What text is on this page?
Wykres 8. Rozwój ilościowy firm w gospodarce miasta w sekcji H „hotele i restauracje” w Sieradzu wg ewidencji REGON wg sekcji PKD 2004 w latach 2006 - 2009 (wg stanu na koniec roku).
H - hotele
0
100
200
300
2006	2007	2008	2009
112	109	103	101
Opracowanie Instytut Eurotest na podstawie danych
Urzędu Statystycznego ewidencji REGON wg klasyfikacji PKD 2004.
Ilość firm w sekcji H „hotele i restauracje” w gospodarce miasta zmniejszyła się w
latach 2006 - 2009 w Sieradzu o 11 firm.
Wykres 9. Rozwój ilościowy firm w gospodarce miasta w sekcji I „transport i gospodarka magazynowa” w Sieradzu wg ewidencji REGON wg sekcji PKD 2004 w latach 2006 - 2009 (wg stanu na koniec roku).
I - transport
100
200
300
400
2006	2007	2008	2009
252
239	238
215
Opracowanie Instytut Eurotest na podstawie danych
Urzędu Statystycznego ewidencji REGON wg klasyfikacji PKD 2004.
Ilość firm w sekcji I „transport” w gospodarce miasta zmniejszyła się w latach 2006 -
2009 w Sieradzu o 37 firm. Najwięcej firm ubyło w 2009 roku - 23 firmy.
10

==================================================

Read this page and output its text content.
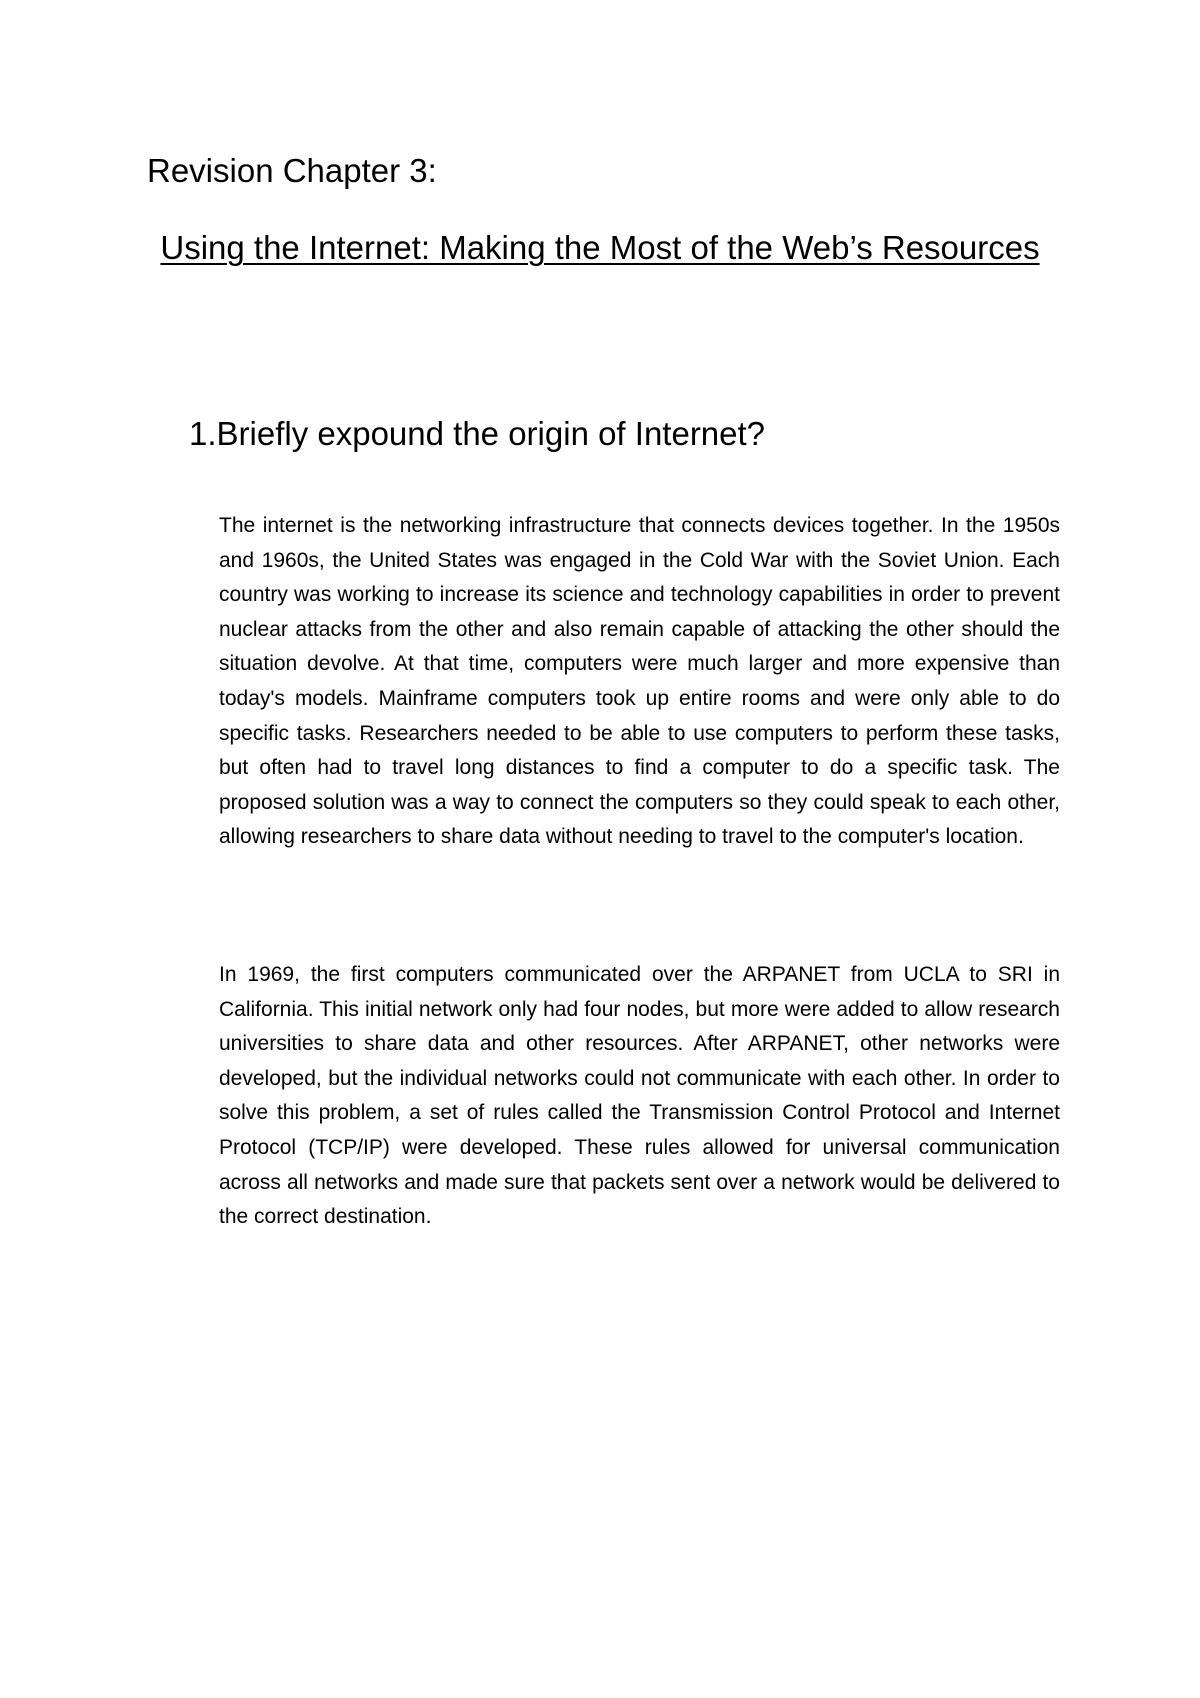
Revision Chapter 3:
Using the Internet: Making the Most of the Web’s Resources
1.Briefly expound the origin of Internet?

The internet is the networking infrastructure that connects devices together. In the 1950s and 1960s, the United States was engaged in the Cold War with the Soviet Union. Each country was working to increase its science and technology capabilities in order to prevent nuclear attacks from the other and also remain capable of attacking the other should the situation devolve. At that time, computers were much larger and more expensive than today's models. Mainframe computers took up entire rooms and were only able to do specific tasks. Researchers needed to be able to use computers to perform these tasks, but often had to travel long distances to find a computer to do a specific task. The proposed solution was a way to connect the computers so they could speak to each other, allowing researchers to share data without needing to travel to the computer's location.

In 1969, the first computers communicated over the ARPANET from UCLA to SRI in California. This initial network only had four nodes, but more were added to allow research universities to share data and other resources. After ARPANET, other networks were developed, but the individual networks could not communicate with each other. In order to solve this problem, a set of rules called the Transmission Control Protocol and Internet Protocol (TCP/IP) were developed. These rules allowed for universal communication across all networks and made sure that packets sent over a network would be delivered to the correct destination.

==================================================

(REQUIRED TASK): Identify how many lines in the entries above contain the word "zmniejszyła" and provide only that figure.

(OUTPUT): 2